Start Entries supplied

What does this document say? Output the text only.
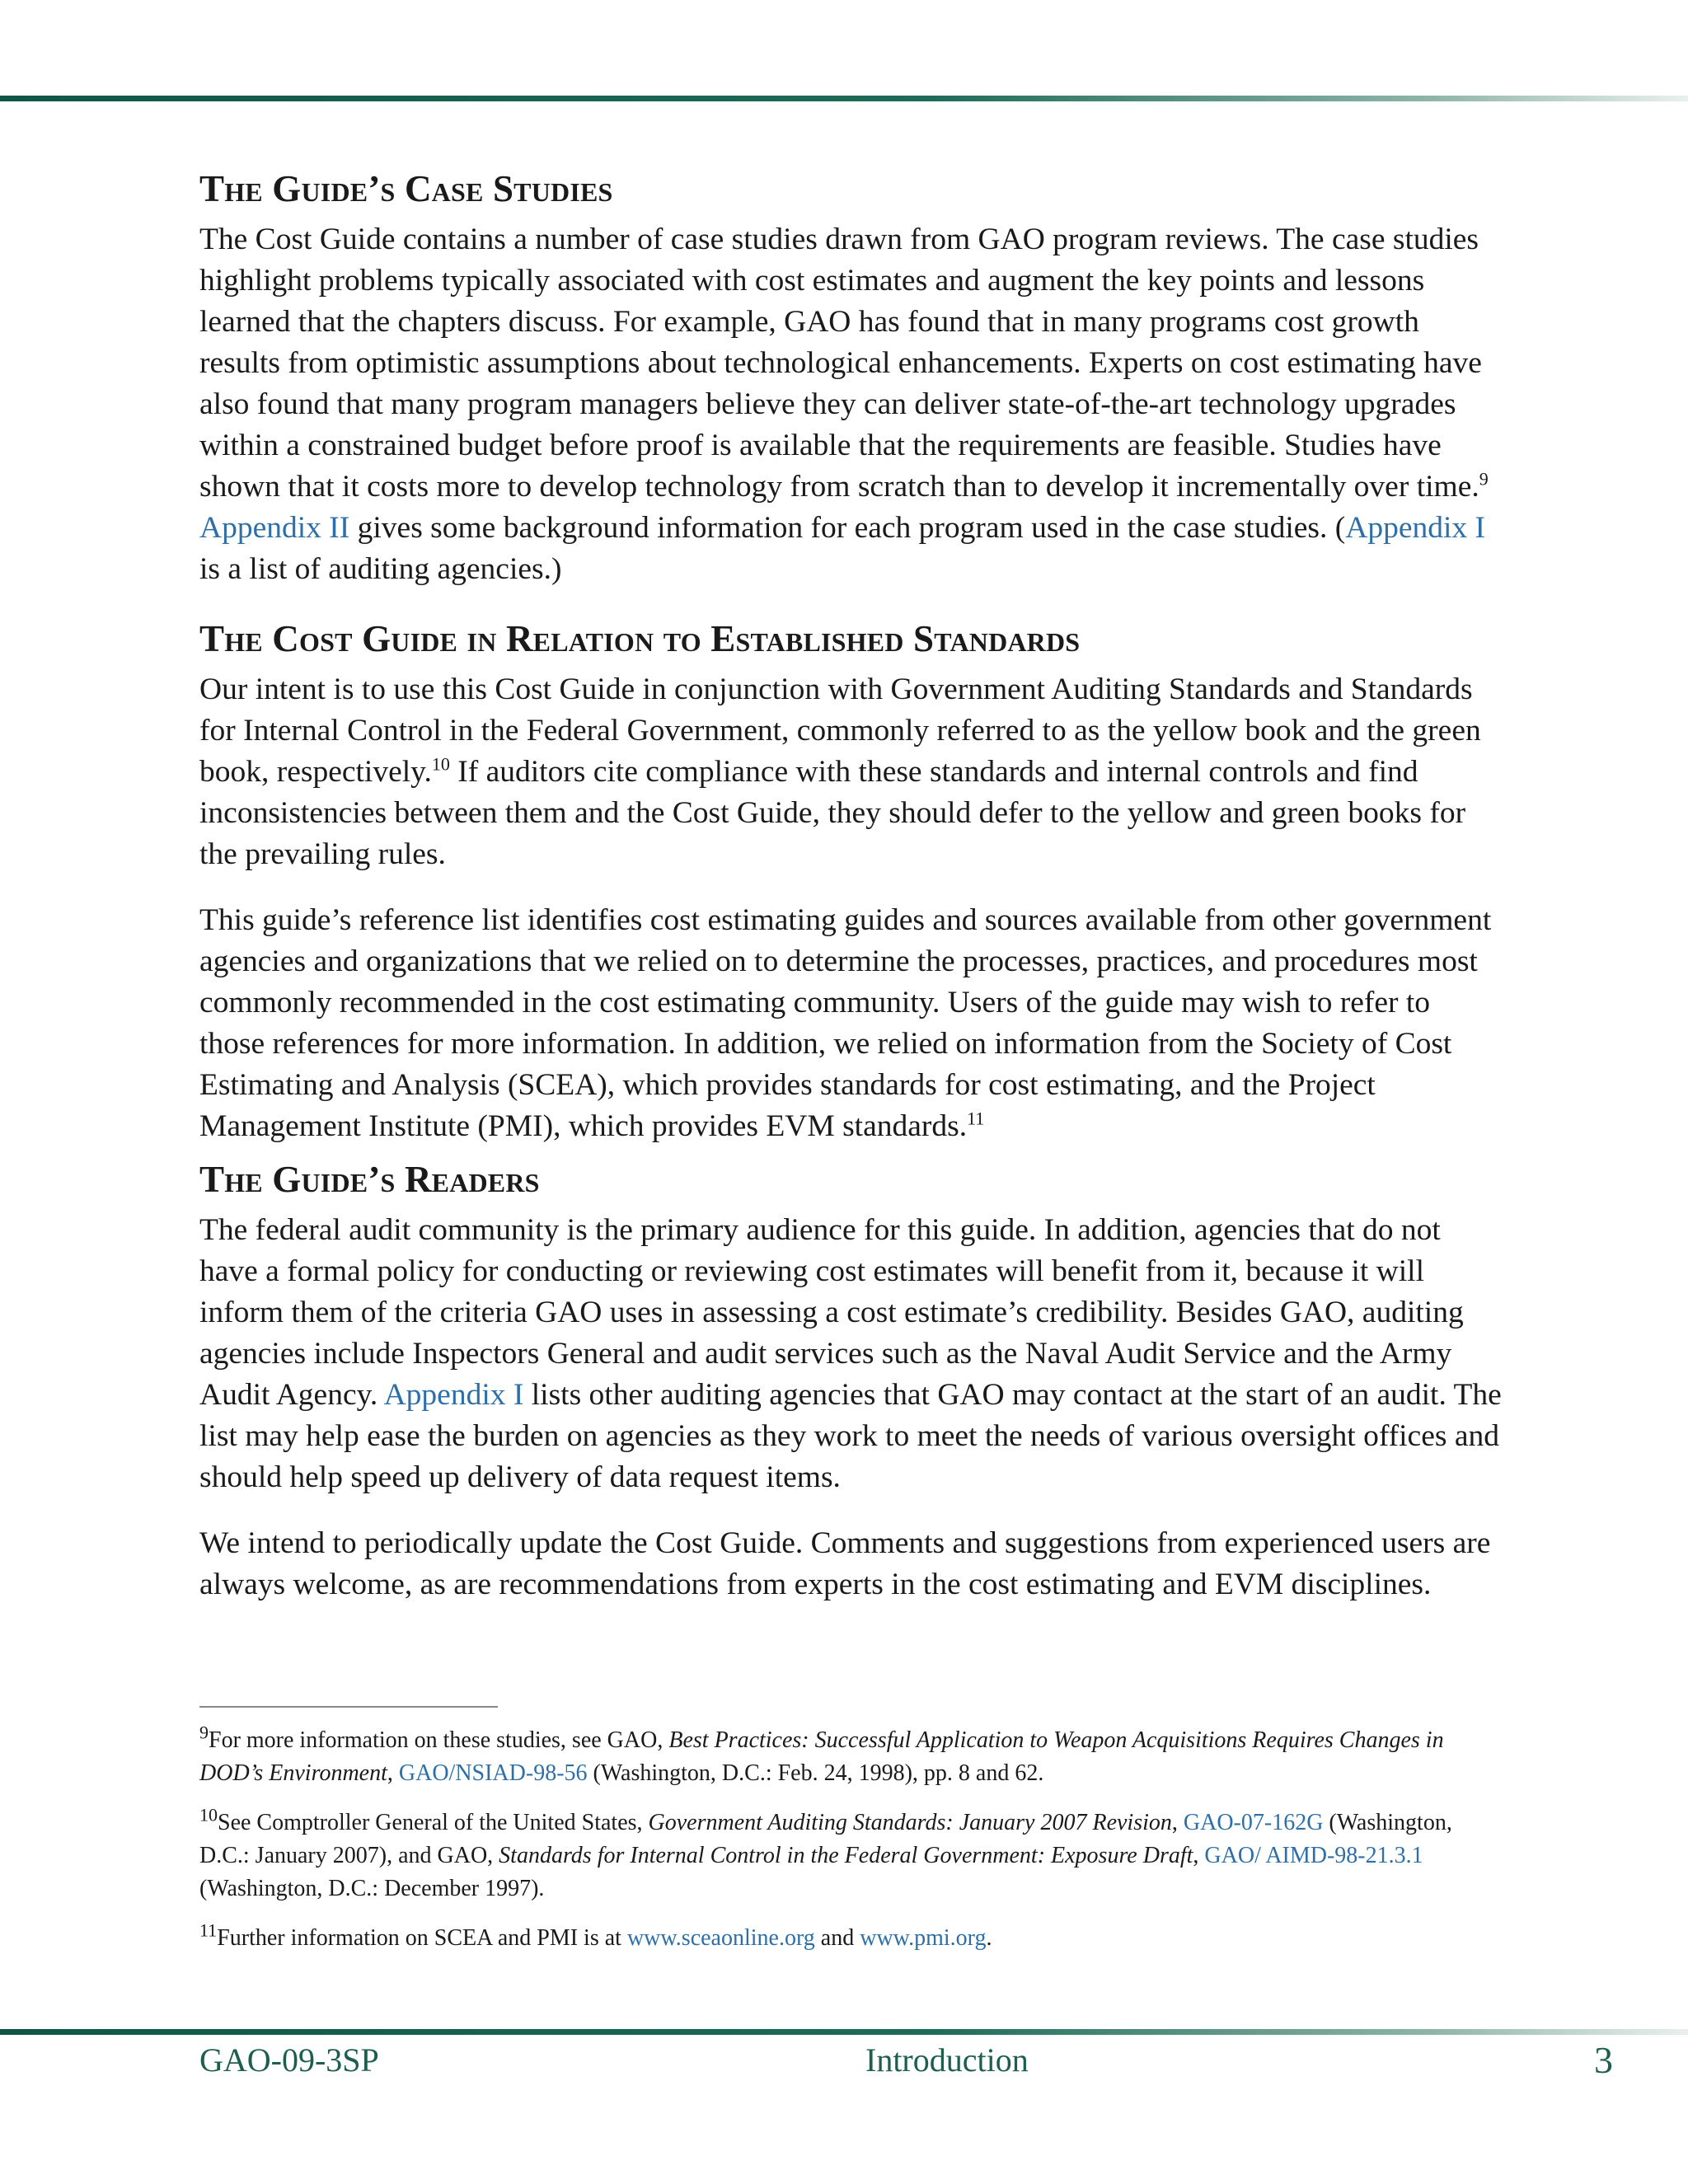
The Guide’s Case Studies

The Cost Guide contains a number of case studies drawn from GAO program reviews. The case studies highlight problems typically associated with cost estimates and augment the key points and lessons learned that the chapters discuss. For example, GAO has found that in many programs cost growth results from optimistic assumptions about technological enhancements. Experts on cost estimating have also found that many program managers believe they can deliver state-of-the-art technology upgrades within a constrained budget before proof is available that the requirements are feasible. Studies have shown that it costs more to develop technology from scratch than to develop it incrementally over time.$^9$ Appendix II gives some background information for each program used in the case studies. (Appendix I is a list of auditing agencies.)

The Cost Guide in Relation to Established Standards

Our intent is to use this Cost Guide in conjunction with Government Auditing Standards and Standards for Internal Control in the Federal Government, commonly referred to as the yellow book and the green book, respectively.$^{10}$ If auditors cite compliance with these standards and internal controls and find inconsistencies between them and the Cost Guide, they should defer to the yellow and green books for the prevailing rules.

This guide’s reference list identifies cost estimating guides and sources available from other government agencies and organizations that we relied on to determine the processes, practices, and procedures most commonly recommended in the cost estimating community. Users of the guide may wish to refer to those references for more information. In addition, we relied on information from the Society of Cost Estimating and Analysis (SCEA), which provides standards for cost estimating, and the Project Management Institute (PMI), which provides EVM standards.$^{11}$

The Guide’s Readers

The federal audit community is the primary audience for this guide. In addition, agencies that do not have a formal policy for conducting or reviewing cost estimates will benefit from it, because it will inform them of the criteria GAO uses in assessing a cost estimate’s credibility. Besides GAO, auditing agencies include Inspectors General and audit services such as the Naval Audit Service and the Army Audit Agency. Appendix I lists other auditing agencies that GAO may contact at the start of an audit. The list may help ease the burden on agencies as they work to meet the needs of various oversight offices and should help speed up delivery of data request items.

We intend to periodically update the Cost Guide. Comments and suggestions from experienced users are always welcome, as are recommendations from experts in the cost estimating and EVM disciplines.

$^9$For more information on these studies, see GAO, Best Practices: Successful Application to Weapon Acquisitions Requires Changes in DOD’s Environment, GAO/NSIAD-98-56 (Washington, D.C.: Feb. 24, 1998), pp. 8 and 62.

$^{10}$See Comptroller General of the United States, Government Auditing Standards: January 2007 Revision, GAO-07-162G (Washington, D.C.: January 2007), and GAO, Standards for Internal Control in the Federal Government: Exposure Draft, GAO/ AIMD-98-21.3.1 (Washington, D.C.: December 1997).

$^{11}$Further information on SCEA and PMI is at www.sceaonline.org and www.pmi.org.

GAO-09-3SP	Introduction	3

End Entries supplied
Start Entries supplied

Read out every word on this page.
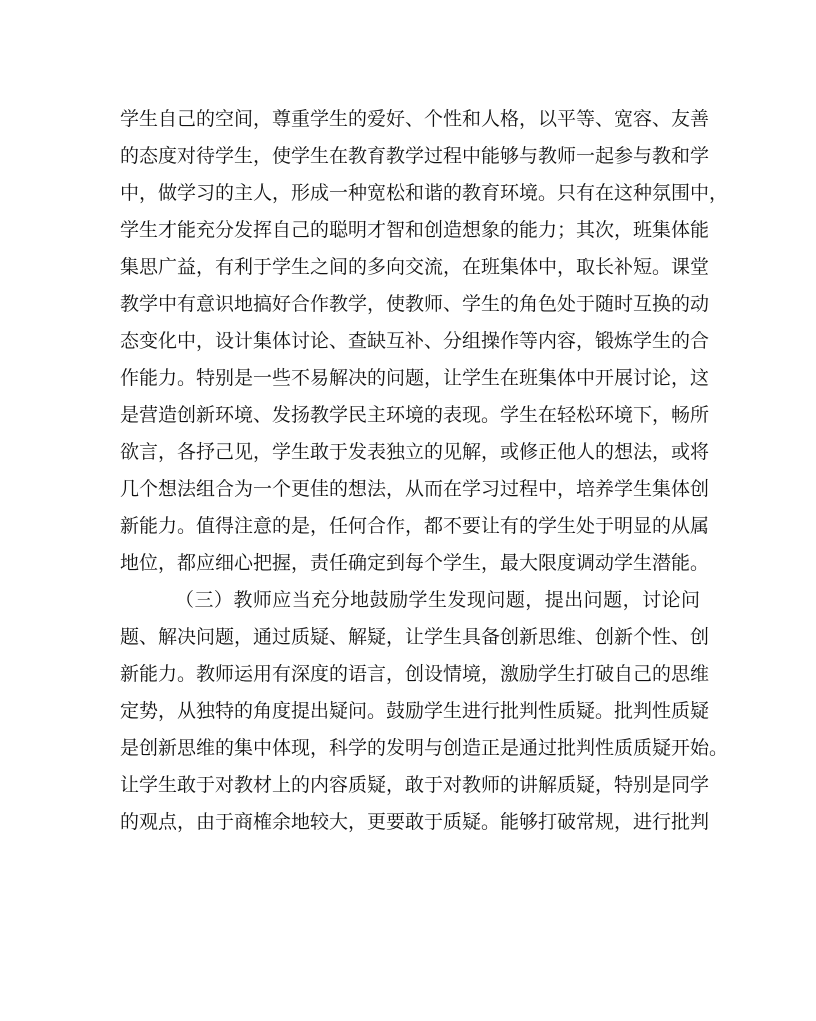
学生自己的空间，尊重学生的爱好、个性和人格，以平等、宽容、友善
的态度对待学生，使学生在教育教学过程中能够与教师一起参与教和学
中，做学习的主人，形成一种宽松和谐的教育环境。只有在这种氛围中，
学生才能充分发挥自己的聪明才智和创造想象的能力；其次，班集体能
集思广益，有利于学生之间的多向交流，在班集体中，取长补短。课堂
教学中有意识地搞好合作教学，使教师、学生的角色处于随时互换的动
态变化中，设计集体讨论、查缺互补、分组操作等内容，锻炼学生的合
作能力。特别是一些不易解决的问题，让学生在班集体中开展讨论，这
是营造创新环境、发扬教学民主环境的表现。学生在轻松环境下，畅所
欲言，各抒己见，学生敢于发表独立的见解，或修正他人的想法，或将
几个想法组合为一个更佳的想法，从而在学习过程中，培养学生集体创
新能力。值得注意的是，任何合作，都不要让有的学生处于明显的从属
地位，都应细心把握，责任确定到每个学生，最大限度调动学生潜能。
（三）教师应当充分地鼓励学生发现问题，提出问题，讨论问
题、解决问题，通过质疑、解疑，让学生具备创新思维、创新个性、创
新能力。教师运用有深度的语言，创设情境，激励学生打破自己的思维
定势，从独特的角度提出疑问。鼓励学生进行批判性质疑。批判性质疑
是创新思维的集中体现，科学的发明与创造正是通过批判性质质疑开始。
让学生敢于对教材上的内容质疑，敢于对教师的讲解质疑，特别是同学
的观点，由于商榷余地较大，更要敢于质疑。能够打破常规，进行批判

End Entries supplied

§ What the exercise asks
Look through the material and say how many lines hold "Internal". Give the number only.

§ Written response
2